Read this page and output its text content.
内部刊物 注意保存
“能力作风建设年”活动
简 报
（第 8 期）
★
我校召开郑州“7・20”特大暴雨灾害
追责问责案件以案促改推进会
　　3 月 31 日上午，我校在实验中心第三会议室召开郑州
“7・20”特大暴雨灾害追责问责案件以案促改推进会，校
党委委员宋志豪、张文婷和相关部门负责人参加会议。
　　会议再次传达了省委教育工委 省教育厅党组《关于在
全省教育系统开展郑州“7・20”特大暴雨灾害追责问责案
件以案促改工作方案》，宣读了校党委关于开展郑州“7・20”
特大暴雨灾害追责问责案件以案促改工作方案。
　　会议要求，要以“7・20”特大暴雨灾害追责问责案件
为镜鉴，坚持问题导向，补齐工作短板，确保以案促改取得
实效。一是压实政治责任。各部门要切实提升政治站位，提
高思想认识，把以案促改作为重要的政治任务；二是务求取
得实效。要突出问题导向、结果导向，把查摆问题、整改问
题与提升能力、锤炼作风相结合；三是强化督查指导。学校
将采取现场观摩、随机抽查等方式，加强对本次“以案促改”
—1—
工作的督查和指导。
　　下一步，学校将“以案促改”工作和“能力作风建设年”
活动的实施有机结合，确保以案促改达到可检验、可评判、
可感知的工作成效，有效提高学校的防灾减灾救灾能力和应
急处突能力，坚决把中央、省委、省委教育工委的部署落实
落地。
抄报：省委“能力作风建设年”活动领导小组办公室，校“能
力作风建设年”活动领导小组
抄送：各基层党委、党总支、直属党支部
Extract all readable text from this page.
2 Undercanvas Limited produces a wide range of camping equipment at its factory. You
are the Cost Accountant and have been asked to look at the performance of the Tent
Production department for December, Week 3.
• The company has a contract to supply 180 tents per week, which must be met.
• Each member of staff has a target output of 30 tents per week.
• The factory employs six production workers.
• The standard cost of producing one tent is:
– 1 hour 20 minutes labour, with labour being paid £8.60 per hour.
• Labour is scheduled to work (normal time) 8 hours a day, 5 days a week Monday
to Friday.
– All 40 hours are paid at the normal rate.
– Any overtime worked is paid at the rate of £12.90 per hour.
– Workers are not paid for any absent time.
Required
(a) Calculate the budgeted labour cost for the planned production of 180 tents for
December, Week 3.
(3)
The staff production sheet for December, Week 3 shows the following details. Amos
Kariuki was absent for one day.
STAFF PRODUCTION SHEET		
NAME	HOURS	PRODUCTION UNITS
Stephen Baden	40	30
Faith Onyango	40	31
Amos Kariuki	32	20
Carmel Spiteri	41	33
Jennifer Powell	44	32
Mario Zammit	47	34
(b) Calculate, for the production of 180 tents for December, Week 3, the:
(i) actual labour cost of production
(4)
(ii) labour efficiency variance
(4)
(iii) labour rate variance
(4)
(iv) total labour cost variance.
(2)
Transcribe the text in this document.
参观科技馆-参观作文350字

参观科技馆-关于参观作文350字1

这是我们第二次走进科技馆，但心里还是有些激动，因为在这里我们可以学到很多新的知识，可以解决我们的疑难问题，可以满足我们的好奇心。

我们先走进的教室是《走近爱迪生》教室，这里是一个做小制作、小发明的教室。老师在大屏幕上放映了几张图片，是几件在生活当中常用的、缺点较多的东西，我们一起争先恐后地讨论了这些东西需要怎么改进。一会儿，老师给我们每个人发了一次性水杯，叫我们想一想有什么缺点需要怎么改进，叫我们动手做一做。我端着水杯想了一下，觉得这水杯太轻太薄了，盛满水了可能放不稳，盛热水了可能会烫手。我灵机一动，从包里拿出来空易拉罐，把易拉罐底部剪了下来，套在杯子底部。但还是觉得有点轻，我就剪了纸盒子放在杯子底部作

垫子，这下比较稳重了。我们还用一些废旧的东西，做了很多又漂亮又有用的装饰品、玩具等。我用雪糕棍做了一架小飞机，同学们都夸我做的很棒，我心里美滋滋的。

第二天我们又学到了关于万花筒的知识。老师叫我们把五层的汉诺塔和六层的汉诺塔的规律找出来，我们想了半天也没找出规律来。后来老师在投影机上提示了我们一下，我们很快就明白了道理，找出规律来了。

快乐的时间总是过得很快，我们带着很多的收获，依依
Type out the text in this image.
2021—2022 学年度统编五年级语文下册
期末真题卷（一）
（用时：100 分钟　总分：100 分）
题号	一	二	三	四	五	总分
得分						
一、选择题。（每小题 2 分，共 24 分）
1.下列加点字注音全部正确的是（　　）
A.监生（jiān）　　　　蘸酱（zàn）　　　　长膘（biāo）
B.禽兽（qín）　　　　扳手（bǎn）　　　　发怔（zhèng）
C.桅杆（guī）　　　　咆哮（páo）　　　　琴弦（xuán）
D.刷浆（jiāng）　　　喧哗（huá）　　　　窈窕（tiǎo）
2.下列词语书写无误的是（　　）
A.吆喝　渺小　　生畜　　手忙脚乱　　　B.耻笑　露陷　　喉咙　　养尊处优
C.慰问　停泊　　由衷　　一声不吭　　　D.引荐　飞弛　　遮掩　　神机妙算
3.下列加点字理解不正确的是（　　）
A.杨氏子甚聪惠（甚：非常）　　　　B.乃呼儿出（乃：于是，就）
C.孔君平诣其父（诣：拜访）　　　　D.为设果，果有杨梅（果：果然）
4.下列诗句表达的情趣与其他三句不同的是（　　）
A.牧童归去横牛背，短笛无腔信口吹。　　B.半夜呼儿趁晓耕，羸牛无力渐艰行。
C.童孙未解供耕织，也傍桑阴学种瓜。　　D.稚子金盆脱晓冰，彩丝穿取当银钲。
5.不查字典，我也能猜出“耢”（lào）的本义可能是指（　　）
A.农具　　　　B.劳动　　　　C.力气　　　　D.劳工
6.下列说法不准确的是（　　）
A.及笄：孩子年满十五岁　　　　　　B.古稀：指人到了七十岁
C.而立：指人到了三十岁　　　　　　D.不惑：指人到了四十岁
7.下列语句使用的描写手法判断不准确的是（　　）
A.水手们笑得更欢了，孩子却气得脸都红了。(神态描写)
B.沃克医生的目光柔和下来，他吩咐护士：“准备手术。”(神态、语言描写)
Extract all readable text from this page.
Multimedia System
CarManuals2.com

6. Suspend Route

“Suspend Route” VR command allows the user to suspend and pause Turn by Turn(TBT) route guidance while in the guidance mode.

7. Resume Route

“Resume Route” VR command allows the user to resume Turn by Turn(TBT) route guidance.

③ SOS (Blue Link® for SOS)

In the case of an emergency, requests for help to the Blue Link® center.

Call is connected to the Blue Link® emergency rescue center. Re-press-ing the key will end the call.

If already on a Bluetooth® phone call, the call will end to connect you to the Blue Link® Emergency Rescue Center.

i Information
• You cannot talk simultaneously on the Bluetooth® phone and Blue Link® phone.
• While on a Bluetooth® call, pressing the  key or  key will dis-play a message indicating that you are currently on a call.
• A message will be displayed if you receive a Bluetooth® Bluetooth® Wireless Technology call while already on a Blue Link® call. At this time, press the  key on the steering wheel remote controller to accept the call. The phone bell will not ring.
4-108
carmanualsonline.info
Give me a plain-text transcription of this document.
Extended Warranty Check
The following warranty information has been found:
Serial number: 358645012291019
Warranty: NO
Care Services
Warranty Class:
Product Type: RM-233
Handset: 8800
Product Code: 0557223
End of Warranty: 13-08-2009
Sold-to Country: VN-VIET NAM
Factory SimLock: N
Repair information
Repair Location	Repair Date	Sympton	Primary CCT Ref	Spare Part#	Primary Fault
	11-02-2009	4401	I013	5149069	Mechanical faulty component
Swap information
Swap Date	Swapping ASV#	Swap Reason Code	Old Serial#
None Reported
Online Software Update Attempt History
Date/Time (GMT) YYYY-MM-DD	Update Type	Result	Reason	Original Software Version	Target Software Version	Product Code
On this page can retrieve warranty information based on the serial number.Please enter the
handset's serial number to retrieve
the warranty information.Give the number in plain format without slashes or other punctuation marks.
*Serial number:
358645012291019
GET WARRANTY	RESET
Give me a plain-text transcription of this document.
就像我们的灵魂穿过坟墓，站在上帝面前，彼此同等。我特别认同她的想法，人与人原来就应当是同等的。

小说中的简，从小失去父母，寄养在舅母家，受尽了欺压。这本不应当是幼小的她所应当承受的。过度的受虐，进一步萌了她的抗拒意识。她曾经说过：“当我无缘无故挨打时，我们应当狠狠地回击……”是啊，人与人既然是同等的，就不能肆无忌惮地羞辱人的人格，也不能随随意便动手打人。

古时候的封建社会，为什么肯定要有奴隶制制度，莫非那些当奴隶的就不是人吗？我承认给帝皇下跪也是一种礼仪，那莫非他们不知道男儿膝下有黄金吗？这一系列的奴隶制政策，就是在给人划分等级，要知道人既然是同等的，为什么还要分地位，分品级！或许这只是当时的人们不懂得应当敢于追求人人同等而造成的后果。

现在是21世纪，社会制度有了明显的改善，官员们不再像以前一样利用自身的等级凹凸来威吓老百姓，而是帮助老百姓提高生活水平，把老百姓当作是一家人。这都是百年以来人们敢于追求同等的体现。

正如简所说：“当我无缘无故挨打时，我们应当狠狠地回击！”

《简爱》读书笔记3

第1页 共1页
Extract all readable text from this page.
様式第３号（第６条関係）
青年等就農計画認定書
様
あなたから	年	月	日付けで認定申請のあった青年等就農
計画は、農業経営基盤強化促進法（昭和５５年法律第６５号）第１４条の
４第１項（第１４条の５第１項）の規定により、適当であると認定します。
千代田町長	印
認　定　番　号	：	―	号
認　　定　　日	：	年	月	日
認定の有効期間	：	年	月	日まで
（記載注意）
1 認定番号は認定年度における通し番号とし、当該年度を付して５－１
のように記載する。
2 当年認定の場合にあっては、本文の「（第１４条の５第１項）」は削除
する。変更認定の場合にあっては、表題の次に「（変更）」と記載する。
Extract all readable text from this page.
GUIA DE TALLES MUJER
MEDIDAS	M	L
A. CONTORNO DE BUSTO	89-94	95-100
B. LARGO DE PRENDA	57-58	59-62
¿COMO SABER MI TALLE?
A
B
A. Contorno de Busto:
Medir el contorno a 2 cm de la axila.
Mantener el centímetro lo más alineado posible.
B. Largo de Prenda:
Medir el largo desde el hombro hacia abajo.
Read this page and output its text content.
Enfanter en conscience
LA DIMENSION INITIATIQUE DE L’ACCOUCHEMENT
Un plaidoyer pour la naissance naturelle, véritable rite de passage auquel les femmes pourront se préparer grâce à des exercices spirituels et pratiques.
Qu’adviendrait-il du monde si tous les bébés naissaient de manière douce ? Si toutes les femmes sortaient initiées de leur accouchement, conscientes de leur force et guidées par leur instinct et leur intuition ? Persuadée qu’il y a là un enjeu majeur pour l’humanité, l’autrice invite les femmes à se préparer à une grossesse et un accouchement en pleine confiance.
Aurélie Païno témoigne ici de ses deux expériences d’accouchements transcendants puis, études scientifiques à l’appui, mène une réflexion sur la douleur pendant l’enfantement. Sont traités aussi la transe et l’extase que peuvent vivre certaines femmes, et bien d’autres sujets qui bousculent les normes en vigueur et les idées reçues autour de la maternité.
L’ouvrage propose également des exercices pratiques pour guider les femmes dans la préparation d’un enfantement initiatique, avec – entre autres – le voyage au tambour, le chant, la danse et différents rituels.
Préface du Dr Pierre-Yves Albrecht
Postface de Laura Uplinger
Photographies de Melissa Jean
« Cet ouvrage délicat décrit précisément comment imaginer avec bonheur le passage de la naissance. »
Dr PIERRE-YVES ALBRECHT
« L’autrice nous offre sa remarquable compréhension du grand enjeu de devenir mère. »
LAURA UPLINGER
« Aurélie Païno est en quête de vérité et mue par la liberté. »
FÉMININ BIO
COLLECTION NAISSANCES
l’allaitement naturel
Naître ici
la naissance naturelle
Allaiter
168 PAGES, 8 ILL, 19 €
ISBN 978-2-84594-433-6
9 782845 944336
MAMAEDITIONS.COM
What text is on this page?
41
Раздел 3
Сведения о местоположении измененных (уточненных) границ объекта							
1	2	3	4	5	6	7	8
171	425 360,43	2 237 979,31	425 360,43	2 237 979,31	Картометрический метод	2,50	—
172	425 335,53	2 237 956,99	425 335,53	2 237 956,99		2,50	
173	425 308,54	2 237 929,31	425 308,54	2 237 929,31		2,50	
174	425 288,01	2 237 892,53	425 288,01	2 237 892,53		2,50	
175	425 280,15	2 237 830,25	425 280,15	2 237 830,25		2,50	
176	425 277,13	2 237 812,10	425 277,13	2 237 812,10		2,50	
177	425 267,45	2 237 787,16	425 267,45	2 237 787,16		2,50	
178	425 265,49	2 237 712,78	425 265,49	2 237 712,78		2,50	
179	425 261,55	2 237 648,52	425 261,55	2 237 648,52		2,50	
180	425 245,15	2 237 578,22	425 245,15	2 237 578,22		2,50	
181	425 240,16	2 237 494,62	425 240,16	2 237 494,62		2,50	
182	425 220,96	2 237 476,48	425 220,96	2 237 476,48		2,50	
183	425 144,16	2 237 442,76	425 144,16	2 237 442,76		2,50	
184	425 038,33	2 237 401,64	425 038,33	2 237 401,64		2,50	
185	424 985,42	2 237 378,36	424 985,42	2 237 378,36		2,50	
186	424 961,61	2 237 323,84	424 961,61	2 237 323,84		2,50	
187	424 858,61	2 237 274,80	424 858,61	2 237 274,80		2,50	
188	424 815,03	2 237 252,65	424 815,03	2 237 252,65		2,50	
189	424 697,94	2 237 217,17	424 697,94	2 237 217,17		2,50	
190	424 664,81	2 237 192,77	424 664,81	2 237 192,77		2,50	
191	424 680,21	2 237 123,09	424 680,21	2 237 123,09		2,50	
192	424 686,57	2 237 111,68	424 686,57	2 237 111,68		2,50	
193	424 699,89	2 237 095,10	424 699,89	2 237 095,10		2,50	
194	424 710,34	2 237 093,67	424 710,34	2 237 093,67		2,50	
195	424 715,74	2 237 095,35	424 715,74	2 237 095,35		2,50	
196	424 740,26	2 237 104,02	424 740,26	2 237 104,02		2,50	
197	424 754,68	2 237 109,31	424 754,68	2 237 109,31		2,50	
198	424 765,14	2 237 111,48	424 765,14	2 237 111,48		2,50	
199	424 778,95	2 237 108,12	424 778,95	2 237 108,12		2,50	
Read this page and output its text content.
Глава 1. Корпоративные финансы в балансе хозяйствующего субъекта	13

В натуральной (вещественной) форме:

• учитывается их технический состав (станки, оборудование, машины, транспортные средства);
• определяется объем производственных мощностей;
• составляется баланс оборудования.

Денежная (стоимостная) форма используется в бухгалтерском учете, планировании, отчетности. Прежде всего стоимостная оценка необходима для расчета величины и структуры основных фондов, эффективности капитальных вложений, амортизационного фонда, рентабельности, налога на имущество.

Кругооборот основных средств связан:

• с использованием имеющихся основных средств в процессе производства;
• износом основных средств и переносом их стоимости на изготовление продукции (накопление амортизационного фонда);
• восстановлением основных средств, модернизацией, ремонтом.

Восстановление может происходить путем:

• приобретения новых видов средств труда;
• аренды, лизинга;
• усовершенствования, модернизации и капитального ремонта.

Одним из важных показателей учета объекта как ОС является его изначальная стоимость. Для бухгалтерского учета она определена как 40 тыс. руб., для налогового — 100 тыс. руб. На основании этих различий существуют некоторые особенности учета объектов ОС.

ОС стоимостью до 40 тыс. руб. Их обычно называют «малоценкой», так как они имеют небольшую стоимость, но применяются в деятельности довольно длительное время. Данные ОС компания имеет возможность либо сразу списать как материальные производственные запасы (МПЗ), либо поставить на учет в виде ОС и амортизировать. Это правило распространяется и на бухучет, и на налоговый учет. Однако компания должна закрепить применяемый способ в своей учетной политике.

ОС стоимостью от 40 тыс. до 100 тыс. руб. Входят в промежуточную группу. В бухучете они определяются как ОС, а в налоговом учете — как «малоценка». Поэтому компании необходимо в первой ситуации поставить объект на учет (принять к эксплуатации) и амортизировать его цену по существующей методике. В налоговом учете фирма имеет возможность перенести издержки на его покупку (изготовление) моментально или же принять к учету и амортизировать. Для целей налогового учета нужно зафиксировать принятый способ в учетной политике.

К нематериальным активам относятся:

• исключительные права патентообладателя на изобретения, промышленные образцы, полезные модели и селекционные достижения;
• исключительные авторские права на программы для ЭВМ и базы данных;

^^^^

** Do this **
Copy every line of the material in which the word "normal" occurs.

** Answer to this problem **
• Labour is scheduled to work (normal time) 8 hours a day, 5 days a week Monday
– All 40 hours are paid at the normal rate.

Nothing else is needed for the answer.